• [TASK DETAILS] Find the lines that hold the word "Defaults" and return them.

• [DATA ENTRIES]
▬▬▬▬▬▬

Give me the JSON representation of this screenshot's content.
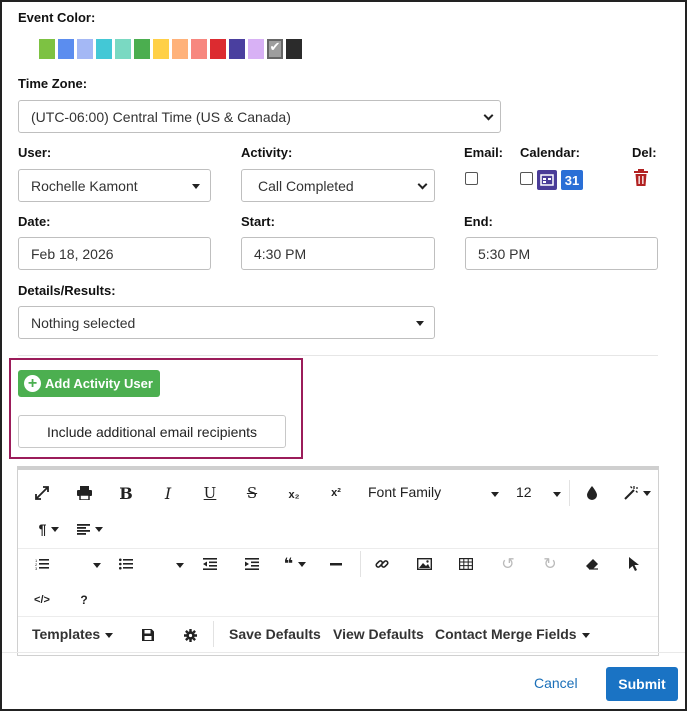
{
  "event_color": {
    "label": "Event Color:",
    "swatches": [
      "#7dc242",
      "#5b8def",
      "#a4b8f5",
      "#43c8d6",
      "#7ad9c2",
      "#4bae4f",
      "#ffd047",
      "#ffb27a",
      "#f7877f",
      "#dc2b30",
      "#4a3f9f",
      "#d8b1f5",
      "#9e9e9e",
      "#2b2b2b"
    ],
    "selected_index": 12
  },
  "time_zone": {
    "label": "Time Zone:",
    "value": "(UTC-06:00) Central Time (US & Canada)"
  },
  "user": {
    "label": "User:",
    "value": "Rochelle Kamont"
  },
  "activity": {
    "label": "Activity:",
    "value": "Call Completed"
  },
  "email": {
    "label": "Email:"
  },
  "calendar": {
    "label": "Calendar:",
    "gcal_day": "31"
  },
  "del": {
    "label": "Del:"
  },
  "date": {
    "label": "Date:",
    "value": "Feb 18, 2026"
  },
  "start": {
    "label": "Start:",
    "value": "4:30 PM"
  },
  "end": {
    "label": "End:",
    "value": "5:30 PM"
  },
  "details": {
    "label": "Details/Results:",
    "value": "Nothing selected"
  },
  "buttons": {
    "add_activity_user": "Add Activity User",
    "include_email": "Include additional email recipients"
  },
  "editor": {
    "font_family": "Font Family",
    "font_size": "12",
    "templates": "Templates",
    "save_defaults": "Save Defaults",
    "view_defaults": "View Defaults",
    "contact_merge_fields": "Contact Merge Fields",
    "help": "?"
  },
  "footer": {
    "cancel": "Cancel",
    "submit": "Submit"
  },
  "colors": {
    "accent": "#1a73c4",
    "green": "#4caf50",
    "highlight": "#9b1c5a",
    "delete": "#b22222"
  }
}
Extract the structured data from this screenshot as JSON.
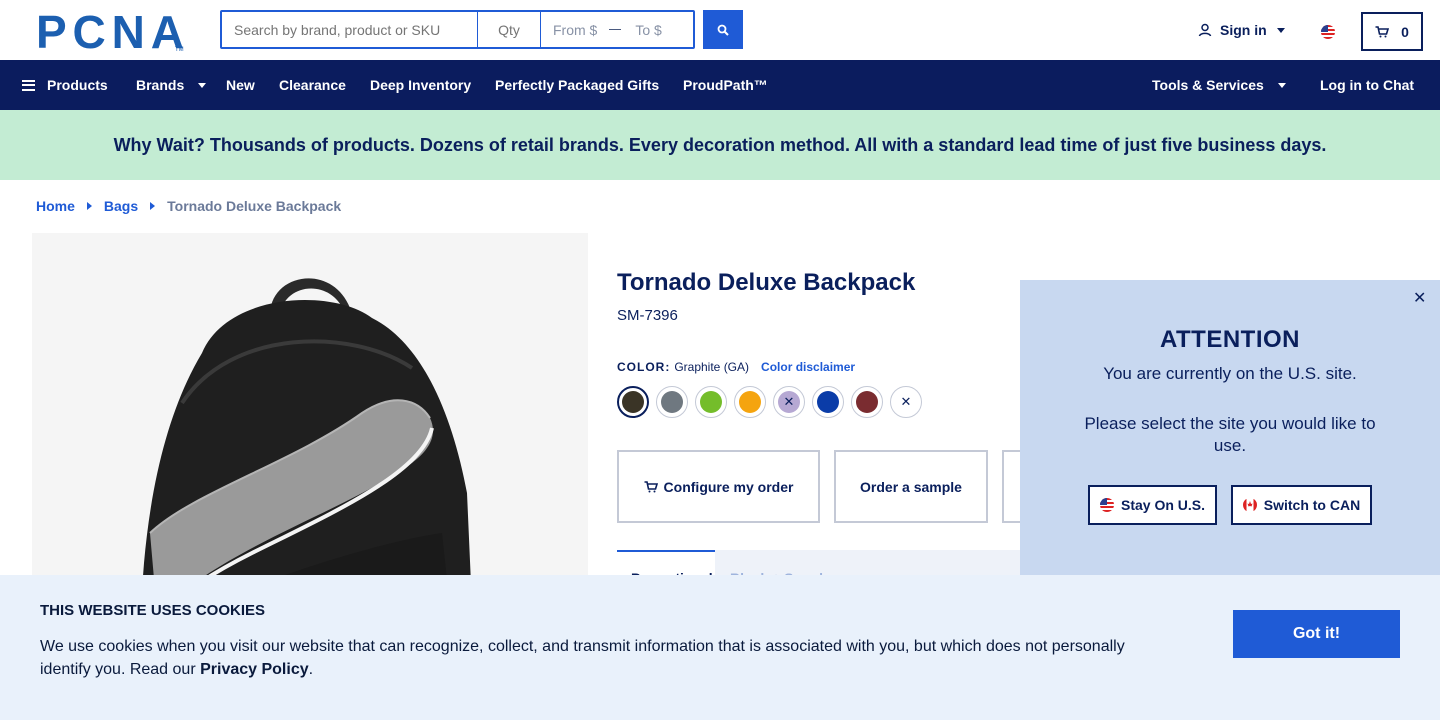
{
  "header": {
    "search_placeholder": "Search by brand, product or SKU",
    "qty_placeholder": "Qty",
    "from_placeholder": "From $",
    "to_placeholder": "To $",
    "sign_in": "Sign in",
    "cart_count": "0"
  },
  "nav": {
    "products": "Products",
    "brands": "Brands",
    "new": "New",
    "clearance": "Clearance",
    "deep_inventory": "Deep Inventory",
    "gifts": "Perfectly Packaged Gifts",
    "proudpath": "ProudPath™",
    "tools": "Tools & Services",
    "chat": "Log in to Chat"
  },
  "banner": {
    "text": "Why Wait? Thousands of products. Dozens of retail brands. Every decoration method. All with a standard lead time of just five business days."
  },
  "breadcrumb": {
    "items": [
      "Home",
      "Bags",
      "Tornado Deluxe Backpack"
    ]
  },
  "product": {
    "title": "Tornado Deluxe Backpack",
    "sku": "SM-7396",
    "color_label": "COLOR:",
    "color_value": "Graphite (GA)",
    "color_disclaimer": "Color disclaimer",
    "swatches": [
      "#3a3426",
      "#6f7880",
      "#74bd2a",
      "#f5a40f",
      "#b6a8d3",
      "#0a3ca8",
      "#7a2c30",
      "#ffffff"
    ],
    "configure": "Configure my order",
    "sample": "Order a sample",
    "tab1": "Promotional",
    "tab2": "Blank + Supply"
  },
  "modal": {
    "title": "ATTENTION",
    "text1": "You are currently on the U.S. site.",
    "text2": "Please select the site you would like to use.",
    "stay": "Stay On U.S.",
    "switch": "Switch to CAN"
  },
  "cookie": {
    "title": "THIS WEBSITE USES COOKIES",
    "text": "We use cookies when you visit our website that can recognize, collect, and transmit information that is associated with you, but which does not personally identify you. Read our ",
    "link": "Privacy Policy",
    "end": ".",
    "button": "Got it!"
  }
}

▬▬▬▬▬▬

• [EXPECTED ANSWER]
    "save_defaults": "Save Defaults",
    "view_defaults": "View Defaults",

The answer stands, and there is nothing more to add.